**Task statement**. Set out each line from the following listing that includes the word "JSON".
------------
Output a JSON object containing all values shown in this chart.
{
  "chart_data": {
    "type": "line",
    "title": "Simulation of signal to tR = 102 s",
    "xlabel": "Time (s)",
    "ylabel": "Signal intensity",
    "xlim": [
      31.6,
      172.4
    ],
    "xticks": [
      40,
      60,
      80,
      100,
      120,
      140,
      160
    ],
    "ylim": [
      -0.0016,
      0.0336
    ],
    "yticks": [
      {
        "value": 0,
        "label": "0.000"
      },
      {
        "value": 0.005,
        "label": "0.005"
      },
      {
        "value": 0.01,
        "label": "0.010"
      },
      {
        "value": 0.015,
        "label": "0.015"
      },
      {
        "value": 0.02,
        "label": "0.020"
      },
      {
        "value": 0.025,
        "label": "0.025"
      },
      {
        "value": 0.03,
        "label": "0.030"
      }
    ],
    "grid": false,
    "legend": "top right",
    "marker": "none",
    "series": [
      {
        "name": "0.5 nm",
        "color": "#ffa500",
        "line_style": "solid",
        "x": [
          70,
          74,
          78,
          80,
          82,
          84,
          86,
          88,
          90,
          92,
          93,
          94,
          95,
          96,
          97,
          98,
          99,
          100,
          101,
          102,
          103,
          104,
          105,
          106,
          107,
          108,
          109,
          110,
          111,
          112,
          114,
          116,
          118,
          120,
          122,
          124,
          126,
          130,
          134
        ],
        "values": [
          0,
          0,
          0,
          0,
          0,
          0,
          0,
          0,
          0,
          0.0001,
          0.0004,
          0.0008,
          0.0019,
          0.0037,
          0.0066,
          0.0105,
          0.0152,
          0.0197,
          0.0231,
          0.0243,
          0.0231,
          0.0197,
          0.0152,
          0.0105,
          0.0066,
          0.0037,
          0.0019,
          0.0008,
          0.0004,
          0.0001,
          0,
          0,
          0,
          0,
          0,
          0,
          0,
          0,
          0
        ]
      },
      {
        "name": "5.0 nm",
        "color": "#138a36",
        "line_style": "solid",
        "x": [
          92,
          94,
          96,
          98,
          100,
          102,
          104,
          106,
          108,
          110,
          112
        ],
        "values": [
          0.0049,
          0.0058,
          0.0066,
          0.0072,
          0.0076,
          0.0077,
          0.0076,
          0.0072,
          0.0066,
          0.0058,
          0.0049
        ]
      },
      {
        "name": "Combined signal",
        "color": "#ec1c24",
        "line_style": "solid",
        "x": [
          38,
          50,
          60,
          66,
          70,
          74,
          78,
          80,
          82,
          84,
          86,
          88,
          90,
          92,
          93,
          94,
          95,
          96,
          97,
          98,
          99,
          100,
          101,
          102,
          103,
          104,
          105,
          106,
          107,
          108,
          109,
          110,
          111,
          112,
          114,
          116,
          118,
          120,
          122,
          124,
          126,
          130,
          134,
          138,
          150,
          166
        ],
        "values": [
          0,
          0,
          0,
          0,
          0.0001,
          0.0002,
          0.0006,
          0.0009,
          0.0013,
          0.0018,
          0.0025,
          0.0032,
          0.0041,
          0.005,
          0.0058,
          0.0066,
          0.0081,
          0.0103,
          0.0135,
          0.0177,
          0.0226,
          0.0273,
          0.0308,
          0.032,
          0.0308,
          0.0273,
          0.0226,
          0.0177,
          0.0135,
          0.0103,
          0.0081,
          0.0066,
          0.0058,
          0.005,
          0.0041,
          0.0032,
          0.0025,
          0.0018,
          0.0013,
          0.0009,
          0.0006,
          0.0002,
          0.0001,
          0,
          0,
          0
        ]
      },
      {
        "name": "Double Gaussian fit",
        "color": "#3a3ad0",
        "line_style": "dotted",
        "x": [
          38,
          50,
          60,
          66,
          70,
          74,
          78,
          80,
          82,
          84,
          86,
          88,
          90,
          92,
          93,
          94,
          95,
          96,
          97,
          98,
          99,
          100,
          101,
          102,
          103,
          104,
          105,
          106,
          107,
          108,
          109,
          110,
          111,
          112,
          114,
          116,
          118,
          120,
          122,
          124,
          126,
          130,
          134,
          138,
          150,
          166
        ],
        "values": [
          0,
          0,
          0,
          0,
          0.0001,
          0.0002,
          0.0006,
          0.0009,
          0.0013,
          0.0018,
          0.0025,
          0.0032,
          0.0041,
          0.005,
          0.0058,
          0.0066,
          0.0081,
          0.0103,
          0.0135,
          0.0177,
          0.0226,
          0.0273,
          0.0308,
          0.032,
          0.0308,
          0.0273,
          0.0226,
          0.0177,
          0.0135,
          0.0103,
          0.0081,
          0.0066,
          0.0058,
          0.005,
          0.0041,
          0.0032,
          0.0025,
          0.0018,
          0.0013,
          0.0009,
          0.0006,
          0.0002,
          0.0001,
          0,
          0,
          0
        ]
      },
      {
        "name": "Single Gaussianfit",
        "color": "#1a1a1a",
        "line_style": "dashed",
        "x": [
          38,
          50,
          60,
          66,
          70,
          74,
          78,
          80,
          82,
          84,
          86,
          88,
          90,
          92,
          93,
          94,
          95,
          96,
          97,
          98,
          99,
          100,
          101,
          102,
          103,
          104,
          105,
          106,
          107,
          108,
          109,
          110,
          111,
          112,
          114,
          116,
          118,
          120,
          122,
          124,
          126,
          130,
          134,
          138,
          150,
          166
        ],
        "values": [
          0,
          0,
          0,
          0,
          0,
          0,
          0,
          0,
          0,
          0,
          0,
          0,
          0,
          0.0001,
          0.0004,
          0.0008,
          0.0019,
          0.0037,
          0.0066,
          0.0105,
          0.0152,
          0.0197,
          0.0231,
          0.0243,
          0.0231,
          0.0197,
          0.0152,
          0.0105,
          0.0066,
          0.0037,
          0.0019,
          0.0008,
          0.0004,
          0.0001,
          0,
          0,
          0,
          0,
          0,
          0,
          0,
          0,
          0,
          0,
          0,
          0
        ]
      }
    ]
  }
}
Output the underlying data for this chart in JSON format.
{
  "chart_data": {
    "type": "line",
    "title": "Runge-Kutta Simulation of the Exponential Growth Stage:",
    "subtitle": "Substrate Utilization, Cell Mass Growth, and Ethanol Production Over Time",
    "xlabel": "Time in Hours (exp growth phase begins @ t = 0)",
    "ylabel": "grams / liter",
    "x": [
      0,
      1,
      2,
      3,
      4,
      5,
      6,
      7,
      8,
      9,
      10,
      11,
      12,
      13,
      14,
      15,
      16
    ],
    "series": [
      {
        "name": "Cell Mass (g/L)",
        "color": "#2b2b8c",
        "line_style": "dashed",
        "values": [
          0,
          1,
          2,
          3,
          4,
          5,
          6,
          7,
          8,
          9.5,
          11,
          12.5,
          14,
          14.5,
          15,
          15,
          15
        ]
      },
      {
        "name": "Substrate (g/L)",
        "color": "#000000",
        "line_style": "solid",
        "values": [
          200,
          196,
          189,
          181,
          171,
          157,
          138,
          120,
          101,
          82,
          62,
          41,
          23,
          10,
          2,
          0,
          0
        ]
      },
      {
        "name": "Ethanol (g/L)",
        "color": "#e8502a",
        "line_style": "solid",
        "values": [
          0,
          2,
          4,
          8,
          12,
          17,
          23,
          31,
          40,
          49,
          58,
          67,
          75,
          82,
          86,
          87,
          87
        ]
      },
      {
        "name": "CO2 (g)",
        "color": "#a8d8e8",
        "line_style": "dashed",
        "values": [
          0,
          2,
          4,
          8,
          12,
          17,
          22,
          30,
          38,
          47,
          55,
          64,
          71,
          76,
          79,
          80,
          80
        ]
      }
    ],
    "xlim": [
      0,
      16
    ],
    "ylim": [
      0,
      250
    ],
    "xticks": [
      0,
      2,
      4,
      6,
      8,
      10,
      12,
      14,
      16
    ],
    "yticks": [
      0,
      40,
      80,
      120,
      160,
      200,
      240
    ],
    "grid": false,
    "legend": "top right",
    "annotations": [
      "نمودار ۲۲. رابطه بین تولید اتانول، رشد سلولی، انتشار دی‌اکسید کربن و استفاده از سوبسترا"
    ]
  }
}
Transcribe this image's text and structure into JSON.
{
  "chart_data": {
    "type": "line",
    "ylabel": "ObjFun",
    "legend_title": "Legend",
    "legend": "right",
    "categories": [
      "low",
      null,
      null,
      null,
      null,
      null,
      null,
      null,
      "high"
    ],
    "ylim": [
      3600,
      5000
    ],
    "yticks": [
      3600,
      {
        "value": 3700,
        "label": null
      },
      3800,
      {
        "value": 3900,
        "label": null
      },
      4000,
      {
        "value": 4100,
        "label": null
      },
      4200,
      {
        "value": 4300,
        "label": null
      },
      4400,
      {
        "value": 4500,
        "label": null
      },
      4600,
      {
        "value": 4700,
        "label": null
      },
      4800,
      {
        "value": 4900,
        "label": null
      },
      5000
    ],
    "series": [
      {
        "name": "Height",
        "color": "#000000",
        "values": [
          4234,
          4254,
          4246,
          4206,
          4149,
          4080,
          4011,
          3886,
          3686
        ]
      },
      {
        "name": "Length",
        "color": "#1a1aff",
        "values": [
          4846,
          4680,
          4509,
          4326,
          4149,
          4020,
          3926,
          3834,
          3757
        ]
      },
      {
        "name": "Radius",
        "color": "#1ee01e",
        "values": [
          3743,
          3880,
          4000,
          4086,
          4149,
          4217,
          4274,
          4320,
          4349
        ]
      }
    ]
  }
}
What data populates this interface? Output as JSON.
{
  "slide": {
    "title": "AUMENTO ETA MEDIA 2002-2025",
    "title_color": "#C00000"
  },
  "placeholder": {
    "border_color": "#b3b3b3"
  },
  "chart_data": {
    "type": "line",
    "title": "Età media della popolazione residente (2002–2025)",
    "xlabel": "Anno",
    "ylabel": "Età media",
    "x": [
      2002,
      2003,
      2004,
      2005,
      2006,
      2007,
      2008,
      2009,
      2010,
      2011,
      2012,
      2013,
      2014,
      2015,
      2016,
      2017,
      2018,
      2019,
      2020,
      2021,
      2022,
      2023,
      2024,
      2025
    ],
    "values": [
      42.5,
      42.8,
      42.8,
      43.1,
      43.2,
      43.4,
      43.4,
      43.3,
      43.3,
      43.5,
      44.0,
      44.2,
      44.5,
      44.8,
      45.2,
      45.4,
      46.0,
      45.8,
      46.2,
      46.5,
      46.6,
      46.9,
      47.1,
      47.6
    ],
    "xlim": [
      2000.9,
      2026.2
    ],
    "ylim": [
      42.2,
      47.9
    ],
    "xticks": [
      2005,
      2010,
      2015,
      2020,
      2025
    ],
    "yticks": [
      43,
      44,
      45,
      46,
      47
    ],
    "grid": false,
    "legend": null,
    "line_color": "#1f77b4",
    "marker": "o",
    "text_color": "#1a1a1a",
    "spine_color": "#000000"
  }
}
------------
**Solution for this problem**.
Output a JSON object containing all values shown in this chart.
Output the underlying data for this chart in JSON format.
Transcribe this image's text and structure into JSON.
What data populates this interface? Output as JSON.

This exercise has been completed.